▸ What to do:
(a) According to the study summary, why did the researchers measure Akt phosphorylation?
(b) Decide whether each statement agrees with the study summary, answering yes or no and quoting the deciding words: (i) Adipose-specific rictor deletion improved dilation of thoracic aortae. (ii) Inflammatory markers in PVAT were quantified with qPCR and Bioplex. (iii) Inhibiting inducible nitric oxide synthase normalized vascular reactivity.
(c) List every molecule that the study summary reports as elevated or upregulated in PVAT from rictor(ad-/-) mice.

Published on: May 4, 2021

Area of Science:

  • Vascular Biology
  • Adipose Tissue Biology
  • Molecular Signaling

Background:

  • Perivascular adipose tissue (PVAT) influences blood vessel function through secreted molecules.
  • Mammalian target of rapamycin complex 2 (mTORC2) is involved in inflammation and present in adipose tissue.

Purpose of the Study:

  • To investigate the role of adipose-specific mTORC2 in regulating PVAT inflammation and vascular function.
  • To determine if deleting rictor, an mTORC2 component, in adipose tissue affects vascular tone.

Main Methods:

  • Generated mice with adipose-specific deletion of rictor (rictor(ad-/-)).
  • Assessed mTORC2 activity via Akt phosphorylation.
  • Performed ex vivo functional analysis of thoracic aortae.
  • Quantified inflammatory markers (cytokines, inducible nitric oxide synthase) in PVAT using qPCR and Bioplex.

Main Results:

  • Adipose-specific rictor deletion reduced Akt phosphorylation in PVAT.
  • Thoracic aortae from rictor(ad-/-) mice showed increased contraction and impaired dilation.
  • PVAT from rictor(ad-/-) mice exhibited elevated interleukin-6, macrophage inflammatory protein-1α, and tumor necrosis factor-α.
  • Inducible nitric oxide synthase expression was upregulated in PVAT, and its inhibition normalized vascular reactivity.

Conclusions:

  • mTORC2 is a key regulator of PVAT's protective role in maintaining normal vascular tone.
  • Modulating adipose tissue mTORC2 activity presents a potential therapeutic strategy for vascular damage linked to inflammation.

▸ Data extracts:
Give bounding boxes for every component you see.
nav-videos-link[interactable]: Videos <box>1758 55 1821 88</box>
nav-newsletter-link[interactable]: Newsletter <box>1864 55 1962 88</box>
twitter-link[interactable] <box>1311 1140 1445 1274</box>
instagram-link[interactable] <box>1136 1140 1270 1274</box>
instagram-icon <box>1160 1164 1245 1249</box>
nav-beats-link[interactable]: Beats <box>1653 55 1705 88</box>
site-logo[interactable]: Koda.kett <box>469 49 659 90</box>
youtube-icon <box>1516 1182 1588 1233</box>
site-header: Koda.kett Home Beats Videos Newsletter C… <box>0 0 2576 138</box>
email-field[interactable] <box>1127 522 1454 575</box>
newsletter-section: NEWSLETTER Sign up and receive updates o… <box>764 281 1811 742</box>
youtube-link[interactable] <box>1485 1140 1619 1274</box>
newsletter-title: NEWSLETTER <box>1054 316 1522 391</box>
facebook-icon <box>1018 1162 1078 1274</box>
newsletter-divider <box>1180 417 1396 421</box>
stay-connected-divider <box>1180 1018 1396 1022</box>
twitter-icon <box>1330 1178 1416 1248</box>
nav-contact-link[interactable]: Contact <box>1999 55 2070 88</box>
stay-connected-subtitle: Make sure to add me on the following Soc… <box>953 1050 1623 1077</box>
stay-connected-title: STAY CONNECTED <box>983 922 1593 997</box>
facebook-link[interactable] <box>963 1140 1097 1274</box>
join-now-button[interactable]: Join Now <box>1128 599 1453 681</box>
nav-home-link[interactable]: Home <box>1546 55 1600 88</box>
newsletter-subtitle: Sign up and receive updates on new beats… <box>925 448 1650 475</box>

▸ Task results:
(a) The study summary says Akt phosphorylation was used to assess mTORC2 activity. Rictor, the gene deleted in adipose tissue, is a component of mTORC2.

(b)
(i) No: "Thoracic aortae from rictor(ad-/-) mice showed increased contraction and impaired dilation."
(ii) Yes: "Quantified inflammatory markers (cytokines, inducible nitric oxide synthase) in PVAT using qPCR and Bioplex."
(iii) Yes: "its inhibition normalized vascular reactivity."

(c)
- interleukin-6
- macrophage inflammatory protein-1α
- tumor necrosis factor-α
- inducible nitric oxide synthase